:: THE PROBLEM ::
Show every line where "JSON" occurs.
[BEGIN PROVIDED MATERIAL]
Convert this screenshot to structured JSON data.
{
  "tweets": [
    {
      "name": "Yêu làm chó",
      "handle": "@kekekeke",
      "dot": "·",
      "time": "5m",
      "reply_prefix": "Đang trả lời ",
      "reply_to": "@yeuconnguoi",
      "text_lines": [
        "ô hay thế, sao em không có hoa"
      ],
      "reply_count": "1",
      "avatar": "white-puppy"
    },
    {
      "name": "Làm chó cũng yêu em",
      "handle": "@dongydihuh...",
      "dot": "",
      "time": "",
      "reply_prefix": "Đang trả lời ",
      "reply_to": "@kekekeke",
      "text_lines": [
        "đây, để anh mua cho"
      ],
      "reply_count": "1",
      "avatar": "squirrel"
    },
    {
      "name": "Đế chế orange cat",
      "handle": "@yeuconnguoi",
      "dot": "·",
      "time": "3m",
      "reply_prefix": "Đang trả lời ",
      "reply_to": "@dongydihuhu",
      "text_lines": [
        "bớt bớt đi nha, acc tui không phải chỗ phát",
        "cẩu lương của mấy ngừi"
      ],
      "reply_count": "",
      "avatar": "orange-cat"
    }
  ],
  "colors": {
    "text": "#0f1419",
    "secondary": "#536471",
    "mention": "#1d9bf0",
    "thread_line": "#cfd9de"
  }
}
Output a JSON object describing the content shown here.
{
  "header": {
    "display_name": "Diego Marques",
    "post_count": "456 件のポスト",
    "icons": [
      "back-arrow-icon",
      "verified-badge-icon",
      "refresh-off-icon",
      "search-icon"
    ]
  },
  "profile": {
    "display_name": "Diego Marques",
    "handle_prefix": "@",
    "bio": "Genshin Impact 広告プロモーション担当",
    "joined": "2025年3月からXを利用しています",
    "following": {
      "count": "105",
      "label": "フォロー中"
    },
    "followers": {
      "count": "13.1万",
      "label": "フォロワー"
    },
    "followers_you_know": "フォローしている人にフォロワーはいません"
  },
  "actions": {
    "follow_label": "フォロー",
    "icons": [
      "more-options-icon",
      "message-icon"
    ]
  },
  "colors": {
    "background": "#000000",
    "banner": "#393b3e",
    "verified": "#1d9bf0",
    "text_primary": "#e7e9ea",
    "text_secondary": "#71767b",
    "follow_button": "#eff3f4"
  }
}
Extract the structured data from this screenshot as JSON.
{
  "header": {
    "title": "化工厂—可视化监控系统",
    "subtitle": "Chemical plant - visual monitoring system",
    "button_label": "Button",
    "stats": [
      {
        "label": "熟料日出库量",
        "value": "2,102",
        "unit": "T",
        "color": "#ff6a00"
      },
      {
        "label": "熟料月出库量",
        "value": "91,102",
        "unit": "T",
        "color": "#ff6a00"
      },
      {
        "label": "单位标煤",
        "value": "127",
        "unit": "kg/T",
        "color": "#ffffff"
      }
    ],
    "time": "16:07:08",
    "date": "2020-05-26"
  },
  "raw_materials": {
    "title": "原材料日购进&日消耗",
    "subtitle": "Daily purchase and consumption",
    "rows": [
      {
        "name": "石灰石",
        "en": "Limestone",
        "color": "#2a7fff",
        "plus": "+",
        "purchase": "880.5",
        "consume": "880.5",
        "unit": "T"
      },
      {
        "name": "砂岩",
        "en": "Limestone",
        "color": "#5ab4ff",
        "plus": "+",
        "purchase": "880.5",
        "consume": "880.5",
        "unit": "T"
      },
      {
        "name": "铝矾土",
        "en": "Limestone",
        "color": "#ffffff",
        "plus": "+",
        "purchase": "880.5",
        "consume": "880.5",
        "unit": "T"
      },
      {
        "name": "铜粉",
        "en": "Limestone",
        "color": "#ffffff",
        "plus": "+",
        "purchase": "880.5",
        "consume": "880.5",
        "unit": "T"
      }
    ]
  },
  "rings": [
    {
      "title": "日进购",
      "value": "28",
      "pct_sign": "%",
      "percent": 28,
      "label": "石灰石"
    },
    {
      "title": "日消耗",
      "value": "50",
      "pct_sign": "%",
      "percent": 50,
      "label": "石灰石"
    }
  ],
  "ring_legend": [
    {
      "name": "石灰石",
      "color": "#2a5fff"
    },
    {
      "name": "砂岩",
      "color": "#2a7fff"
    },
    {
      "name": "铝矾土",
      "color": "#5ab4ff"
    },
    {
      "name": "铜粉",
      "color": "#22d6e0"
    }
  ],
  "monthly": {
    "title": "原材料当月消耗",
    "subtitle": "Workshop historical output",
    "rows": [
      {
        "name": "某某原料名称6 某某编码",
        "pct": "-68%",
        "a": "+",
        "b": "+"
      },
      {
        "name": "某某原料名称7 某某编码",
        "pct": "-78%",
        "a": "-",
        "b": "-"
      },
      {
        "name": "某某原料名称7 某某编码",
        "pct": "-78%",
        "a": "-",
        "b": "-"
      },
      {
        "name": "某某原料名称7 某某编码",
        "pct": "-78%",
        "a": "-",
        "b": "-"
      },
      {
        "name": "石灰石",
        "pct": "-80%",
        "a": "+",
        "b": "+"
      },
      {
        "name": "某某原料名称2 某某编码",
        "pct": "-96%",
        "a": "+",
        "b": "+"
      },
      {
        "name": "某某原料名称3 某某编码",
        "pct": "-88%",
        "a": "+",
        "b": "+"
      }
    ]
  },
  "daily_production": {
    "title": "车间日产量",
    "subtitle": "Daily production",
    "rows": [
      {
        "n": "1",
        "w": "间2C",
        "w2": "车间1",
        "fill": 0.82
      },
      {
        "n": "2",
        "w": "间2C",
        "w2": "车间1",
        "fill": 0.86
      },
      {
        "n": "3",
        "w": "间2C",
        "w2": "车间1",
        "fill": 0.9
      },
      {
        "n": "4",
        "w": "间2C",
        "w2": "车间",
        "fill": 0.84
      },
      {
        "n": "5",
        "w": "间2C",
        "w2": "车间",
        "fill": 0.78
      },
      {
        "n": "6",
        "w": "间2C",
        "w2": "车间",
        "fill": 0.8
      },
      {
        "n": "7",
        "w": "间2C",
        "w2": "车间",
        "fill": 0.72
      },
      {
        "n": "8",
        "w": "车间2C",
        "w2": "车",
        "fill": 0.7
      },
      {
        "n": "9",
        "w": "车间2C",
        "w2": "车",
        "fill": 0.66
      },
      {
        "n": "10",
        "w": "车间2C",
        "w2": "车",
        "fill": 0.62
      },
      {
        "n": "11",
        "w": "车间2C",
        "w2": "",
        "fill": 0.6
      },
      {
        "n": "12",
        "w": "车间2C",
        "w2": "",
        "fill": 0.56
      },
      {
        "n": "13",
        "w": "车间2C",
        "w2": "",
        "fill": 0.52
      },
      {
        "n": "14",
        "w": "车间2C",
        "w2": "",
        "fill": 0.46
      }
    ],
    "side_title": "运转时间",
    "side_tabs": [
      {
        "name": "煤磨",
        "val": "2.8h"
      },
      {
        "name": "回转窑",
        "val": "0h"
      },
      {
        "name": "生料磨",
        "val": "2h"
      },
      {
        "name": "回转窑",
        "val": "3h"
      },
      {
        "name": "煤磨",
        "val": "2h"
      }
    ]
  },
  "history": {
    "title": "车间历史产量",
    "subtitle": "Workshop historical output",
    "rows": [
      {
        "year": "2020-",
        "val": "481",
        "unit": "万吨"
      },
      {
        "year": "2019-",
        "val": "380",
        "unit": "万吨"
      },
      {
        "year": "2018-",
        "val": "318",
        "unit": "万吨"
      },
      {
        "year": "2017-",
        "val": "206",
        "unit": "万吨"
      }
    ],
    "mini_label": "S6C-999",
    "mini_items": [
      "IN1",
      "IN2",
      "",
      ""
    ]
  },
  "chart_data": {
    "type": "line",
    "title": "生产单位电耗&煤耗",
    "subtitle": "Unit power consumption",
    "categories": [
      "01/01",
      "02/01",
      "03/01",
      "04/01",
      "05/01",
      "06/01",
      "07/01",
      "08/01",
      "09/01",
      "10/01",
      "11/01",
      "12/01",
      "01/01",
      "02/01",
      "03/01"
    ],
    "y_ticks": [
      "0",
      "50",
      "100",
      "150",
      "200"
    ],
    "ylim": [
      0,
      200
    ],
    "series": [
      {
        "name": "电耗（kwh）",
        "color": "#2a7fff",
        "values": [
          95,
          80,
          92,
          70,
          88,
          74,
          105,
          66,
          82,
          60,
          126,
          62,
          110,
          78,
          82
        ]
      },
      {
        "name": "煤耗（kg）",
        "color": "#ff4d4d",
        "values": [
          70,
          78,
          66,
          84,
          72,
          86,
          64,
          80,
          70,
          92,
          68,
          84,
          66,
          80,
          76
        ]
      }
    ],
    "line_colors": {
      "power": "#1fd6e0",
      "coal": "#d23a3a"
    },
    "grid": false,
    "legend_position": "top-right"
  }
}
[END PROVIDED MATERIAL]
:: COMPLETE OUTPUT ::
Convert this screenshot to structured JSON data.
Output a JSON object describing the content shown here.
Extract the structured data from this screenshot as JSON.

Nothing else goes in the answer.